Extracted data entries
● ● ●
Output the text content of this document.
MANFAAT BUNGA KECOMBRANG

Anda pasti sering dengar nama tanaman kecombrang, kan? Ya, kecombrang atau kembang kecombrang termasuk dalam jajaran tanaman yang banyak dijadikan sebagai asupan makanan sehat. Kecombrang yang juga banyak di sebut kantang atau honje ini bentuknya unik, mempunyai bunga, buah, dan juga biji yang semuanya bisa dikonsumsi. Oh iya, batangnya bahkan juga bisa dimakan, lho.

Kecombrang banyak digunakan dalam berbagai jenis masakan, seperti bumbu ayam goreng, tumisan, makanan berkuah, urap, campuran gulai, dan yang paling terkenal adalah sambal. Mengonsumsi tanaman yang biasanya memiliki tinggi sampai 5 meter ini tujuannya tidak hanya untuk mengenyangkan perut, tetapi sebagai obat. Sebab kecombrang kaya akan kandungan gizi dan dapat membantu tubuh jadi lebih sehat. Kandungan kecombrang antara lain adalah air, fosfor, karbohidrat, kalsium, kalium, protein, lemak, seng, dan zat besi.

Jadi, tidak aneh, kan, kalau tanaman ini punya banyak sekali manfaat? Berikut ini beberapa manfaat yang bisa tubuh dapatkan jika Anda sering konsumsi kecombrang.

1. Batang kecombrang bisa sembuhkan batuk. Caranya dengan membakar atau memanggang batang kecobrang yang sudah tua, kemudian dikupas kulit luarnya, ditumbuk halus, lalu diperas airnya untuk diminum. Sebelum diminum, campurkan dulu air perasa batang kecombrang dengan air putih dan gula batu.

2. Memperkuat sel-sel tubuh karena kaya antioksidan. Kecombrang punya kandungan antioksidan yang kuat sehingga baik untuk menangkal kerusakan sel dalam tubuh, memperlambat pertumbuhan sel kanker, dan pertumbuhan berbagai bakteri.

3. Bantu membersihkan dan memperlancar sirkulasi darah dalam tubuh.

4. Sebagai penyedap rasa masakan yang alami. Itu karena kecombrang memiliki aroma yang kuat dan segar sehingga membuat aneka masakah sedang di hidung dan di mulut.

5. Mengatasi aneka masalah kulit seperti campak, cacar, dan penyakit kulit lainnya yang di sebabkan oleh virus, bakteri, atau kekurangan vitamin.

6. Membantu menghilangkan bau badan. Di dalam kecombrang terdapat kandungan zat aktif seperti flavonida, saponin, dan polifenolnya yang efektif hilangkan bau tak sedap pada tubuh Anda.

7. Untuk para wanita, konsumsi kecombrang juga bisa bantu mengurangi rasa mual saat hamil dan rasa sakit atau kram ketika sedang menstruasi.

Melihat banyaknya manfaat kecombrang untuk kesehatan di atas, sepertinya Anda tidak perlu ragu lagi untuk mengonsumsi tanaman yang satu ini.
● ● ●
With nothing left out, copy the data above exactly.

WRITTEN SOLUTION:
Output the text content of this document.
MANFAAT BUNGA KECOMBRANG

Anda pasti sering dengar nama tanaman kecombrang, kan? Ya, kecombrang atau kembang kecombrang termasuk dalam jajaran tanaman yang banyak dijadikan sebagai asupan makanan sehat. Kecombrang yang juga banyak di sebut kantang atau honje ini bentuknya unik, mempunyai bunga, buah, dan juga biji yang semuanya bisa dikonsumsi. Oh iya, batangnya bahkan juga bisa dimakan, lho.

Kecombrang banyak digunakan dalam berbagai jenis masakan, seperti bumbu ayam goreng, tumisan, makanan berkuah, urap, campuran gulai, dan yang paling terkenal adalah sambal. Mengonsumsi tanaman yang biasanya memiliki tinggi sampai 5 meter ini tujuannya tidak hanya untuk mengenyangkan perut, tetapi sebagai obat. Sebab kecombrang kaya akan kandungan gizi dan dapat membantu tubuh jadi lebih sehat. Kandungan kecombrang antara lain adalah air, fosfor, karbohidrat, kalsium, kalium, protein, lemak, seng, dan zat besi.

Jadi, tidak aneh, kan, kalau tanaman ini punya banyak sekali manfaat? Berikut ini beberapa manfaat yang bisa tubuh dapatkan jika Anda sering konsumsi kecombrang.

1. Batang kecombrang bisa sembuhkan batuk. Caranya dengan membakar atau memanggang batang kecobrang yang sudah tua, kemudian dikupas kulit luarnya, ditumbuk halus, lalu diperas airnya untuk diminum. Sebelum diminum, campurkan dulu air perasa batang kecombrang dengan air putih dan gula batu.

2. Memperkuat sel-sel tubuh karena kaya antioksidan. Kecombrang punya kandungan antioksidan yang kuat sehingga baik untuk menangkal kerusakan sel dalam tubuh, memperlambat pertumbuhan sel kanker, dan pertumbuhan berbagai bakteri.

3. Bantu membersihkan dan memperlancar sirkulasi darah dalam tubuh.

4. Sebagai penyedap rasa masakan yang alami. Itu karena kecombrang memiliki aroma yang kuat dan segar sehingga membuat aneka masakah sedang di hidung dan di mulut.

5. Mengatasi aneka masalah kulit seperti campak, cacar, dan penyakit kulit lainnya yang di sebabkan oleh virus, bakteri, atau kekurangan vitamin.

6. Membantu menghilangkan bau badan. Di dalam kecombrang terdapat kandungan zat aktif seperti flavonida, saponin, dan polifenolnya yang efektif hilangkan bau tak sedap pada tubuh Anda.

7. Untuk para wanita, konsumsi kecombrang juga bisa bantu mengurangi rasa mual saat hamil dan rasa sakit atau kram ketika sedang menstruasi.

Melihat banyaknya manfaat kecombrang untuk kesehatan di atas, sepertinya Anda tidak perlu ragu lagi untuk mengonsumsi tanaman yang satu ini.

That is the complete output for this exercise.